- To do:
Reproduce, without any changes, the part of the text on the Tereora College agriculture visit that opens with the words containing "Regarding the college’s" and closes with "most of all.".

___ Excerpted text

Speaking at Tereora College she said, “If we (Cabinet ministers) just sit in our offices, then nothing is going to happen.
“It won’t work. It’s good to come out and speak to the students, the teachers and the community.”
Regarding the college’s agricultural and horticultural department, she said the school was doing well and was well on its way with its projects, but there were still some things they needed.
“You are on your way, but you do need land and resources. For students to be able to go out of the classroom and just pick a banana (in the college grounds), that’s what I want to see.”
The college’s agriculture and horticultural department head, Ora Paio said seeds were what was needed most of all.
“Seeds are the most important, we can’t do anything without them, and for us they are expensive.”
Next to seeds was the difficulty of land for the students to grow their plants
“The problem of the land is holding us back, and it is not just a problem here but throughout the island.
“There is a lot of work for us to do, so that the country can benefit from agriculture. I tell my students that exporting to New Zealand is out of the question now, because of fruit fly and we don’t have the technology to get rid of it.”
He says a temporary solution to the land issue is for students to grow their own garden plots at home.
“I encourage students to get a garden going and then they can start selling their produce at the market.”
Tereora College principal Tania Morgan says the relationship between the school and the Agriculture ministry is important in many ways, with opportunities for internships leading off onto other employment pathways for students.

______
___ Entries provided

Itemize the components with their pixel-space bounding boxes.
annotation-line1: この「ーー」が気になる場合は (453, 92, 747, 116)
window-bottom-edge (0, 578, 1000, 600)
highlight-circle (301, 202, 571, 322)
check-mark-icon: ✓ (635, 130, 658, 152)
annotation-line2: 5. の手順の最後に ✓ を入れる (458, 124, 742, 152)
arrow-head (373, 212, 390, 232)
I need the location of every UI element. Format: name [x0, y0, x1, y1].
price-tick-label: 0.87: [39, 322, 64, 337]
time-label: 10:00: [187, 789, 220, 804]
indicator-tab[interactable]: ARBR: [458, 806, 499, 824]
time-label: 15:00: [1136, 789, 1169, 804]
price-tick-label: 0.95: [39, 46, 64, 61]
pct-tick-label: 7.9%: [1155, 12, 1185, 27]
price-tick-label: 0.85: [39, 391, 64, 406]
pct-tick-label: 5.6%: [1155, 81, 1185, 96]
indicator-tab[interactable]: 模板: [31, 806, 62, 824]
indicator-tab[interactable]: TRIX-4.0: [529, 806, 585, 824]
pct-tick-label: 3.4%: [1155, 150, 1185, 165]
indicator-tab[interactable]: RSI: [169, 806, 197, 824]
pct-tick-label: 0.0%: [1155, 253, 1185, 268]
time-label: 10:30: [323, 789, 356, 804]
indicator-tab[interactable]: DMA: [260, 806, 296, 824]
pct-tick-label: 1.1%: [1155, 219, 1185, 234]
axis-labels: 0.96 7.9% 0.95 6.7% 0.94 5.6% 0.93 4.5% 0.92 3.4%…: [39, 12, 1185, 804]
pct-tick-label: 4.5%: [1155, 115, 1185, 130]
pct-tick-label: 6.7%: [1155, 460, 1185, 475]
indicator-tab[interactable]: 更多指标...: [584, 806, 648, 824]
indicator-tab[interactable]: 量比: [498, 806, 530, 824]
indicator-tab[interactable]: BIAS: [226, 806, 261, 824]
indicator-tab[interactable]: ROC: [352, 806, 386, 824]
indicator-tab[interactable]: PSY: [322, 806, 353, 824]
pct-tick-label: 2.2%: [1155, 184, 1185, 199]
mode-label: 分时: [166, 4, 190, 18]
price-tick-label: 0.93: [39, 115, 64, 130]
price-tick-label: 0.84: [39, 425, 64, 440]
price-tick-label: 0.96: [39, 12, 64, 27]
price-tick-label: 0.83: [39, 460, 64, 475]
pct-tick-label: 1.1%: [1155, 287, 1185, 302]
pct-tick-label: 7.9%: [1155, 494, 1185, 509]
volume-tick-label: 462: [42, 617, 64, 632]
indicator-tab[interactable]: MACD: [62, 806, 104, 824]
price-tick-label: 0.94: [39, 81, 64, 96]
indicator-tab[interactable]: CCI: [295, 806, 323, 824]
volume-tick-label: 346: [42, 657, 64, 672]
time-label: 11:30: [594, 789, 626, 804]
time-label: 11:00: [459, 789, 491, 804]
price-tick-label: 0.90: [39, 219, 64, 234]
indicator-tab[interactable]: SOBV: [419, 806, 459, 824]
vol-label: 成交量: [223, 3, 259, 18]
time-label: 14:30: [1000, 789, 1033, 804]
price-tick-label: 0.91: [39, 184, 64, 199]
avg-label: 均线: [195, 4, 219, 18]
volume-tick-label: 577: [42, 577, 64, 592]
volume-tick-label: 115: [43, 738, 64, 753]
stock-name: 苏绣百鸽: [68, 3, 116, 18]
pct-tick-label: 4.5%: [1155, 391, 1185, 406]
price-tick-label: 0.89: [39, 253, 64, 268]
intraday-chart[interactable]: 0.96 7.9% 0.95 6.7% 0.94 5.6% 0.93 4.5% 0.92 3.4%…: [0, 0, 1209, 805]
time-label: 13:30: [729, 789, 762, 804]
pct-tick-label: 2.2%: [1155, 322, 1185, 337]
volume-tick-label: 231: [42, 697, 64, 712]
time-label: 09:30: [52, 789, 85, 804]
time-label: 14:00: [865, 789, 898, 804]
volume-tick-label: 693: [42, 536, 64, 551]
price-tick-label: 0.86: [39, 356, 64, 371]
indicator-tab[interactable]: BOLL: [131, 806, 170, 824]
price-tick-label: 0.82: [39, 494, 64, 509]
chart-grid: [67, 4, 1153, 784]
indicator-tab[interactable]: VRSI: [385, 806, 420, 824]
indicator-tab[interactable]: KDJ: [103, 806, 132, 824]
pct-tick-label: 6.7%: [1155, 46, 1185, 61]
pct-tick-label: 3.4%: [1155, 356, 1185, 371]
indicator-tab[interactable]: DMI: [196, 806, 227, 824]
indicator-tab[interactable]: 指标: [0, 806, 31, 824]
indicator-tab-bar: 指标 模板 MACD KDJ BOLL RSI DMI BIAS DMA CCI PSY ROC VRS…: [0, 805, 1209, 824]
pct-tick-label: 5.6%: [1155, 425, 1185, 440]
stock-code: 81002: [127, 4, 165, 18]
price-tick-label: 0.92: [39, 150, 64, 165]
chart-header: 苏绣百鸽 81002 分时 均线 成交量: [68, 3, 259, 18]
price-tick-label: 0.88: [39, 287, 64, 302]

______

- Solution to this task:
Regarding the college’s agricultural and horticultural department, she said the school was doing well and was well on its way with its projects, but there were still some things they needed.
“You are on your way, but you do need land and resources. For students to be able to go out of the classroom and just pick a banana (in the college grounds), that’s what I want to see.”
The college’s agriculture and horticultural department head, Ora Paio said seeds were what was needed most of all.